WHAT TO WORK ON:
• 1. Please print the stretch of the head and neck cancer news release from "Contact: Allison Hydzik" through "Annual Meeting 2014.", reproducing the wording without changes.
• 2. Answer these questions from the head and neck cancer news release:
(a) About what percentage of patients diagnosed with head and neck squamous cell cancers already have disease that has spread to the lymph nodes?
(b) At what event will the researchers share their findings?
(c) About what percentage of patients thought to be cured go on to develop recurrent cancer?

SOURCE EXTRACT:
BEGIN

PUBLIC RELEASE DATE:

4-Apr-2014

Contact: Allison Hydzik hydzikam@upmc.edu 412-559-2431 University of Pittsburgh Schools of the Health Sciences

SAN DIEGO, April 4, 2014 An examination of the genetic landscape of head and neck cancers indicates that while metastatic and primary tumor cells share similar mutations, recurrent disease is associated with gene alterations that could be exquisitely sensitive to an existing cancer drug. Researchers from the University of Pittsburgh Cancer Institute (UPCI) and Yale University School of Medicine will share their findings during a mini-symposium Sunday at the American Association for Cancer Research Annual Meeting 2014.

About 50 percent of patients diagnosed with head and neck squamous cell cancers already have disease that has spread, or metastasized, to the lymph nodes, explained Jennifer Grandis, M.D., distinguished professor and vice chair of research, Department of Otolaryngology, Pitt School of Medicine, and director of the Head and Neck Program at UPCI, partner with UPMC CancerCenter. About 20 to 30 percent of patients thought to be cured of the disease go on to develop recurrent cancer, which typically doesn't respond to standard treatments.

"We decided to compare the genetic signatures of tumor cells from primary tumors with those from disease that had spread and cancers that were thought cured but then came back in the hopes of getting some clues about how best to guide therapy in these different settings," Dr. Grandis said. "We found that recurrent cancers might have an Achilles' heel we can exploit to kill them."

END

DATASET CONTENT:
BEGIN

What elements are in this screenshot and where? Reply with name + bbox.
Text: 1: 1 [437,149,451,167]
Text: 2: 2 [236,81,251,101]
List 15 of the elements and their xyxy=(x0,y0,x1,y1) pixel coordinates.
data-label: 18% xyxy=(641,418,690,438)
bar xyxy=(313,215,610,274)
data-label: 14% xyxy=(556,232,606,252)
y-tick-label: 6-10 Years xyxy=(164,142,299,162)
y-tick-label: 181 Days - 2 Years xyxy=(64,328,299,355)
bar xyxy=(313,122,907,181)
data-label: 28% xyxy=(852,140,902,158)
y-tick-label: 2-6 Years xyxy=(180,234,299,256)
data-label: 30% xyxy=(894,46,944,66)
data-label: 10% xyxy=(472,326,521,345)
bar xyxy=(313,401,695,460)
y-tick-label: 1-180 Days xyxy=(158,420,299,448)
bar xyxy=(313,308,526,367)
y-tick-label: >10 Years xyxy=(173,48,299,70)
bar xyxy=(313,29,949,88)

END

ANSWERS TO EACH TASK:
• 1.
Contact: Allison Hydzik hydzikam@upmc.edu 412-559-2431 University of Pittsburgh Schools of the Health Sciences

SAN DIEGO, April 4, 2014 An examination of the genetic landscape of head and neck cancers indicates that while metastatic and primary tumor cells share similar mutations, recurrent disease is associated with gene alterations that could be exquisitely sensitive to an existing cancer drug. Researchers from the University of Pittsburgh Cancer Institute (UPCI) and Yale University School of Medicine will share their findings during a mini-symposium Sunday at the American Association for Cancer Research Annual Meeting 2014.

• 2.
(a) About 50 percent.
(b) A mini-symposium at the American Association for Cancer Research Annual Meeting 2014.
(c) About 20 to 30 percent.